MATERIAL
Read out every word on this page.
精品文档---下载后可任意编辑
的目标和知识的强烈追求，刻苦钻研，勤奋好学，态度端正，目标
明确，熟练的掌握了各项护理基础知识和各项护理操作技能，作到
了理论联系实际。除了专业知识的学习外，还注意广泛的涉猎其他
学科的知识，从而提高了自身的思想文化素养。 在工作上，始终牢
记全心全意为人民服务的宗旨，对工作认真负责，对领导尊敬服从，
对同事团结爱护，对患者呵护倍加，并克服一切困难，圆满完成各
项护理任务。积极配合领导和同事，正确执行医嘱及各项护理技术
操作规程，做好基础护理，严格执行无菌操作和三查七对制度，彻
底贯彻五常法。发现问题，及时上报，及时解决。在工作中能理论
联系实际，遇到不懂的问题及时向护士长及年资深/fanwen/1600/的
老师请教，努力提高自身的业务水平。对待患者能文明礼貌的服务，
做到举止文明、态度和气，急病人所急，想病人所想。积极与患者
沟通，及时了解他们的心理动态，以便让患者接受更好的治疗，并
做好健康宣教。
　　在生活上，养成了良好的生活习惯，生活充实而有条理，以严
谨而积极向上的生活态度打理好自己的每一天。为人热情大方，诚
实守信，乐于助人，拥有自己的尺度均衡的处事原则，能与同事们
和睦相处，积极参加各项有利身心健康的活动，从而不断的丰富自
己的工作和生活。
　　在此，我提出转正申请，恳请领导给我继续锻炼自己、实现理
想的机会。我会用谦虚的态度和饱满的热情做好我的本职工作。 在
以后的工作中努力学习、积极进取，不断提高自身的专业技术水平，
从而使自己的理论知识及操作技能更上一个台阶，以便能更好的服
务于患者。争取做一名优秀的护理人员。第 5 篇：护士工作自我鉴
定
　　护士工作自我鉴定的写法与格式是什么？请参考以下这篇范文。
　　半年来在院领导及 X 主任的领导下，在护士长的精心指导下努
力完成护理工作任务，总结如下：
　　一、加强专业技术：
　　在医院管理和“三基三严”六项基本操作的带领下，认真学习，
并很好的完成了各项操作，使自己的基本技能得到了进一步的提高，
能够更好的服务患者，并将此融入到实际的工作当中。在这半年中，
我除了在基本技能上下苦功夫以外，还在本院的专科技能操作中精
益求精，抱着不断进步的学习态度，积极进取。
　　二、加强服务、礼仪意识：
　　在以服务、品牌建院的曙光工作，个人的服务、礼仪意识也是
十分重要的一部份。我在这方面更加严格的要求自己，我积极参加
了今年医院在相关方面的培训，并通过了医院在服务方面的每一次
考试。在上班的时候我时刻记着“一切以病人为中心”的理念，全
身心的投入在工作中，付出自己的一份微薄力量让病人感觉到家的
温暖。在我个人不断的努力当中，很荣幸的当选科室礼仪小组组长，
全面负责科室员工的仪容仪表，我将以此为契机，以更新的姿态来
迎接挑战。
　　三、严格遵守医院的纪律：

OBJECTIVE
Reproduce all data above, unchanged.

RESPONSE TO THIS TASK
Read out every word on this page.
精品文档---下载后可任意编辑
的目标和知识的强烈追求，刻苦钻研，勤奋好学，态度端正，目标
明确，熟练的掌握了各项护理基础知识和各项护理操作技能，作到
了理论联系实际。除了专业知识的学习外，还注意广泛的涉猎其他
学科的知识，从而提高了自身的思想文化素养。 在工作上，始终牢
记全心全意为人民服务的宗旨，对工作认真负责，对领导尊敬服从，
对同事团结爱护，对患者呵护倍加，并克服一切困难，圆满完成各
项护理任务。积极配合领导和同事，正确执行医嘱及各项护理技术
操作规程，做好基础护理，严格执行无菌操作和三查七对制度，彻
底贯彻五常法。发现问题，及时上报，及时解决。在工作中能理论
联系实际，遇到不懂的问题及时向护士长及年资深/fanwen/1600/的
老师请教，努力提高自身的业务水平。对待患者能文明礼貌的服务，
做到举止文明、态度和气，急病人所急，想病人所想。积极与患者
沟通，及时了解他们的心理动态，以便让患者接受更好的治疗，并
做好健康宣教。
　　在生活上，养成了良好的生活习惯，生活充实而有条理，以严
谨而积极向上的生活态度打理好自己的每一天。为人热情大方，诚
实守信，乐于助人，拥有自己的尺度均衡的处事原则，能与同事们
和睦相处，积极参加各项有利身心健康的活动，从而不断的丰富自
己的工作和生活。
　　在此，我提出转正申请，恳请领导给我继续锻炼自己、实现理
想的机会。我会用谦虚的态度和饱满的热情做好我的本职工作。 在
以后的工作中努力学习、积极进取，不断提高自身的专业技术水平，
从而使自己的理论知识及操作技能更上一个台阶，以便能更好的服
务于患者。争取做一名优秀的护理人员。第 5 篇：护士工作自我鉴
定
　　护士工作自我鉴定的写法与格式是什么？请参考以下这篇范文。
　　半年来在院领导及 X 主任的领导下，在护士长的精心指导下努
力完成护理工作任务，总结如下：
　　一、加强专业技术：
　　在医院管理和“三基三严”六项基本操作的带领下，认真学习，
并很好的完成了各项操作，使自己的基本技能得到了进一步的提高，
能够更好的服务患者，并将此融入到实际的工作当中。在这半年中，
我除了在基本技能上下苦功夫以外，还在本院的专科技能操作中精
益求精，抱着不断进步的学习态度，积极进取。
　　二、加强服务、礼仪意识：
　　在以服务、品牌建院的曙光工作，个人的服务、礼仪意识也是
十分重要的一部份。我在这方面更加严格的要求自己，我积极参加
了今年医院在相关方面的培训，并通过了医院在服务方面的每一次
考试。在上班的时候我时刻记着“一切以病人为中心”的理念，全
身心的投入在工作中，付出自己的一份微薄力量让病人感觉到家的
温暖。在我个人不断的努力当中，很荣幸的当选科室礼仪小组组长，
全面负责科室员工的仪容仪表，我将以此为契机，以更新的姿态来
迎接挑战。
　　三、严格遵守医院的纪律：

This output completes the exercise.